## [Problem]
Every record should be copied exactly, except that pictures are to be omitted.

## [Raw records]
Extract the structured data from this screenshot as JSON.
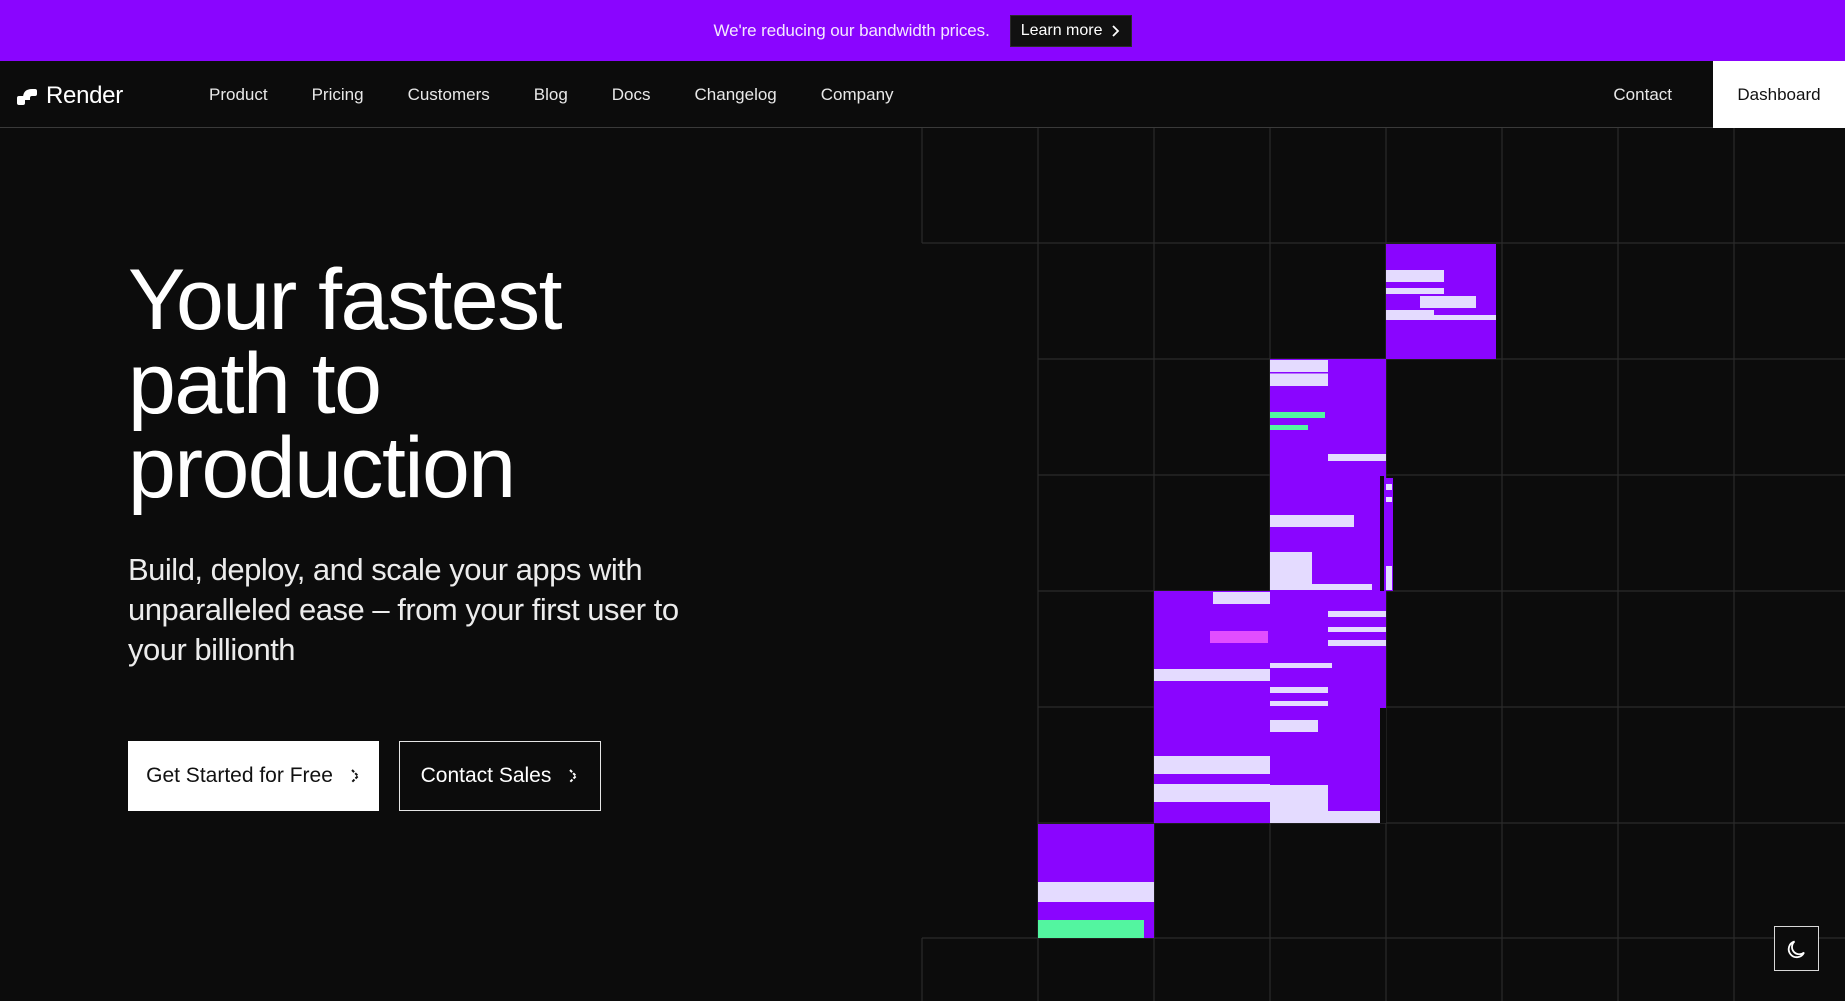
{
  "announcement": {
    "text": "We're reducing our bandwidth prices.",
    "button_label": "Learn more",
    "background": "#8a05ff"
  },
  "nav": {
    "logo_text": "Render",
    "links": [
      "Product",
      "Pricing",
      "Customers",
      "Blog",
      "Docs",
      "Changelog",
      "Company"
    ],
    "contact_label": "Contact",
    "dashboard_label": "Dashboard"
  },
  "hero": {
    "title_lines": [
      "Your fastest",
      "path to",
      "production"
    ],
    "subtitle_lines": [
      "Build, deploy, and scale your apps with",
      "unparalleled ease – from your first user to",
      "your billionth"
    ],
    "primary_cta": "Get Started for Free",
    "secondary_cta": "Contact Sales"
  },
  "colors": {
    "accent_purple": "#8a05ff",
    "light_lavender": "#e4dbff",
    "mint": "#53f5a0",
    "magenta": "#e24dff",
    "background": "#0c0c0c"
  },
  "icons": {
    "announcement_chevron": "chevron-right-icon",
    "cta_chevron": "chevron-right-icon",
    "theme_toggle": "moon-icon",
    "logo": "render-logo-icon"
  }
}
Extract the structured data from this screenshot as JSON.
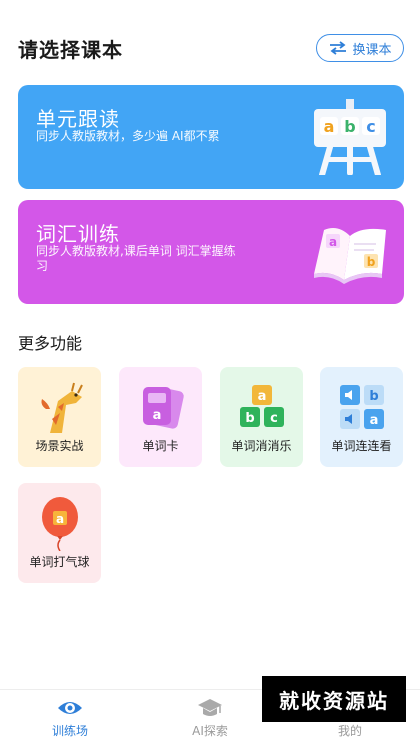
{
  "header": {
    "title": "请选择课本",
    "switch_label": "换课本"
  },
  "cards": [
    {
      "title": "单元跟读",
      "desc": "同步人教版教材，多少遍 AI都不累",
      "color": "#42a5f5"
    },
    {
      "title": "词汇训练",
      "desc": "同步人教版教材,课后单词 词汇掌握练习",
      "color": "#d357e8"
    }
  ],
  "card_art": {
    "abc": [
      "a",
      "b",
      "c"
    ],
    "book_letters": [
      "a",
      "b"
    ]
  },
  "section": {
    "title": "更多功能"
  },
  "features": [
    {
      "label": "场景实战",
      "bg": "#fff2d6",
      "icon": "giraffe-icon"
    },
    {
      "label": "单词卡",
      "bg": "#fde8fb",
      "icon": "word-cards-icon"
    },
    {
      "label": "单词消消乐",
      "bg": "#e4f8e8",
      "icon": "letter-blocks-icon"
    },
    {
      "label": "单词连连看",
      "bg": "#e3f1fd",
      "icon": "match-tiles-icon"
    },
    {
      "label": "单词打气球",
      "bg": "#fde9ec",
      "icon": "balloon-icon"
    }
  ],
  "feature_letters": {
    "card": "a",
    "blocks": [
      "a",
      "b",
      "c"
    ],
    "tiles": [
      "b",
      "a"
    ],
    "balloon": "a"
  },
  "nav": [
    {
      "label": "训练场",
      "active": true
    },
    {
      "label": "AI探索",
      "active": false
    },
    {
      "label": "我的",
      "active": false
    }
  ],
  "colors": {
    "accent": "#2f7fd8",
    "nav_active": "#2f7fd8",
    "nav_inactive": "#9a9a9a"
  },
  "watermark": "就收资源站"
}
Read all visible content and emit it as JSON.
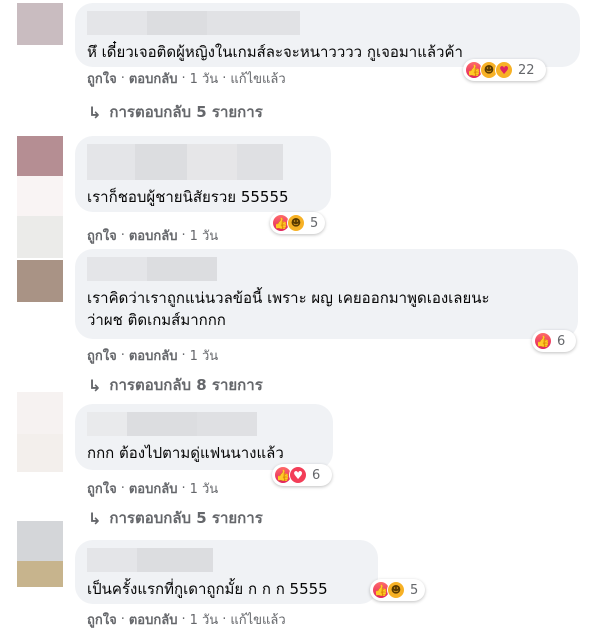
{
  "comments": [
    {
      "text": "หึ เดี๋ยวเจอติดผู้หญิงในเกมส์ละจะหนาวววว กูเจอมาแล้วค้า",
      "like_label": "ถูกใจ",
      "reply_label": "ตอบกลับ",
      "time": "1 วัน",
      "edited": "แก้ไขแล้ว",
      "reaction_count": "22",
      "reactions": [
        "like-icon",
        "haha-icon",
        "care-icon"
      ],
      "replies_label": "การตอบกลับ 5 รายการ"
    },
    {
      "text": "เราก็ชอบผู้ชายนิสัยรวย 55555",
      "like_label": "ถูกใจ",
      "reply_label": "ตอบกลับ",
      "time": "1 วัน",
      "reaction_count": "5",
      "reactions": [
        "like-icon",
        "haha-icon"
      ]
    },
    {
      "text": "เราคิดว่าเราถูกแน่นวลข้อนี้ เพราะ ผญ เคยออกมาพูดเองเลยนะ",
      "text2": "ว่าผช ติดเกมส์มากกก",
      "like_label": "ถูกใจ",
      "reply_label": "ตอบกลับ",
      "time": "1 วัน",
      "reaction_count": "6",
      "reactions": [
        "like-icon"
      ],
      "replies_label": "การตอบกลับ 8 รายการ"
    },
    {
      "text": "กกก ต้องไปตามดู่แฟนนางแล้ว",
      "like_label": "ถูกใจ",
      "reply_label": "ตอบกลับ",
      "time": "1 วัน",
      "reaction_count": "6",
      "reactions": [
        "like-icon",
        "love-icon"
      ],
      "replies_label": "การตอบกลับ 5 รายการ"
    },
    {
      "text": "เป็นครั้งแรกที่กูเดาถูกมั้ย ก ก ก 5555",
      "like_label": "ถูกใจ",
      "reply_label": "ตอบกลับ",
      "time": "1 วัน",
      "edited": "แก้ไขแล้ว",
      "reaction_count": "5",
      "reactions": [
        "like-icon",
        "haha-icon"
      ]
    }
  ],
  "colors": {
    "bubble": "#f0f2f5",
    "meta": "#65676b",
    "text": "#050505"
  }
}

## [Finished task]
Extract the structured data from this screenshot as JSON.
{
  "announcement": {
    "text": "We're reducing our bandwidth prices.",
    "button_label": "Learn more",
    "background": "#8a05ff"
  },
  "nav": {
    "logo_text": "Render",
    "links": [
      "Product",
      "Pricing",
      "Customers",
      "Blog",
      "Docs",
      "Changelog",
      "Company"
    ],
    "contact_label": "Contact",
    "dashboard_label": "Dashboard"
  },
  "hero": {
    "title_lines": [
      "Your fastest",
      "path to",
      "production"
    ],
    "subtitle_lines": [
      "Build, deploy, and scale your apps with",
      "unparalleled ease – from your first user to",
      "your billionth"
    ],
    "primary_cta": "Get Started for Free",
    "secondary_cta": "Contact Sales"
  },
  "colors": {
    "accent_purple": "#8a05ff",
    "light_lavender": "#e4dbff",
    "mint": "#53f5a0",
    "magenta": "#e24dff",
    "background": "#0c0c0c"
  },
  "icons": {
    "announcement_chevron": "chevron-right-icon",
    "cta_chevron": "chevron-right-icon",
    "theme_toggle": "moon-icon",
    "logo": "render-logo-icon"
  }
}
Extract the structured data from this screenshot as JSON.
{
  "header": {
    "title": "请选择课本",
    "switch_label": "换课本"
  },
  "cards": [
    {
      "title": "单元跟读",
      "desc": "同步人教版教材，多少遍 AI都不累",
      "color": "#42a5f5"
    },
    {
      "title": "词汇训练",
      "desc": "同步人教版教材,课后单词 词汇掌握练习",
      "color": "#d357e8"
    }
  ],
  "card_art": {
    "abc": [
      "a",
      "b",
      "c"
    ],
    "book_letters": [
      "a",
      "b"
    ]
  },
  "section": {
    "title": "更多功能"
  },
  "features": [
    {
      "label": "场景实战",
      "bg": "#fff2d6",
      "icon": "giraffe-icon"
    },
    {
      "label": "单词卡",
      "bg": "#fde8fb",
      "icon": "word-cards-icon"
    },
    {
      "label": "单词消消乐",
      "bg": "#e4f8e8",
      "icon": "letter-blocks-icon"
    },
    {
      "label": "单词连连看",
      "bg": "#e3f1fd",
      "icon": "match-tiles-icon"
    },
    {
      "label": "单词打气球",
      "bg": "#fde9ec",
      "icon": "balloon-icon"
    }
  ],
  "feature_letters": {
    "card": "a",
    "blocks": [
      "a",
      "b",
      "c"
    ],
    "tiles": [
      "b",
      "a"
    ],
    "balloon": "a"
  },
  "nav": [
    {
      "label": "训练场",
      "active": true
    },
    {
      "label": "AI探索",
      "active": false
    },
    {
      "label": "我的",
      "active": false
    }
  ],
  "colors": {
    "accent": "#2f7fd8",
    "nav_active": "#2f7fd8",
    "nav_inactive": "#9a9a9a"
  },
  "watermark": "就收资源站"
}
Read all visible content and emit it as JSON.
{
  "comments": [
    {
      "text": "หึ เดี๋ยวเจอติดผู้หญิงในเกมส์ละจะหนาวววว กูเจอมาแล้วค้า",
      "like_label": "ถูกใจ",
      "reply_label": "ตอบกลับ",
      "time": "1 วัน",
      "edited": "แก้ไขแล้ว",
      "reaction_count": "22",
      "reactions": [
        "like-icon",
        "haha-icon",
        "care-icon"
      ],
      "replies_label": "การตอบกลับ 5 รายการ"
    },
    {
      "text": "เราก็ชอบผู้ชายนิสัยรวย 55555",
      "like_label": "ถูกใจ",
      "reply_label": "ตอบกลับ",
      "time": "1 วัน",
      "reaction_count": "5",
      "reactions": [
        "like-icon",
        "haha-icon"
      ]
    },
    {
      "text": "เราคิดว่าเราถูกแน่นวลข้อนี้ เพราะ ผญ เคยออกมาพูดเองเลยนะ",
      "text2": "ว่าผช ติดเกมส์มากกก",
      "like_label": "ถูกใจ",
      "reply_label": "ตอบกลับ",
      "time": "1 วัน",
      "reaction_count": "6",
      "reactions": [
        "like-icon"
      ],
      "replies_label": "การตอบกลับ 8 รายการ"
    },
    {
      "text": "กกก ต้องไปตามดู่แฟนนางแล้ว",
      "like_label": "ถูกใจ",
      "reply_label": "ตอบกลับ",
      "time": "1 วัน",
      "reaction_count": "6",
      "reactions": [
        "like-icon",
        "love-icon"
      ],
      "replies_label": "การตอบกลับ 5 รายการ"
    },
    {
      "text": "เป็นครั้งแรกที่กูเดาถูกมั้ย ก ก ก 5555",
      "like_label": "ถูกใจ",
      "reply_label": "ตอบกลับ",
      "time": "1 วัน",
      "edited": "แก้ไขแล้ว",
      "reaction_count": "5",
      "reactions": [
        "like-icon",
        "haha-icon"
      ]
    }
  ],
  "colors": {
    "bubble": "#f0f2f5",
    "meta": "#65676b",
    "text": "#050505"
  }
}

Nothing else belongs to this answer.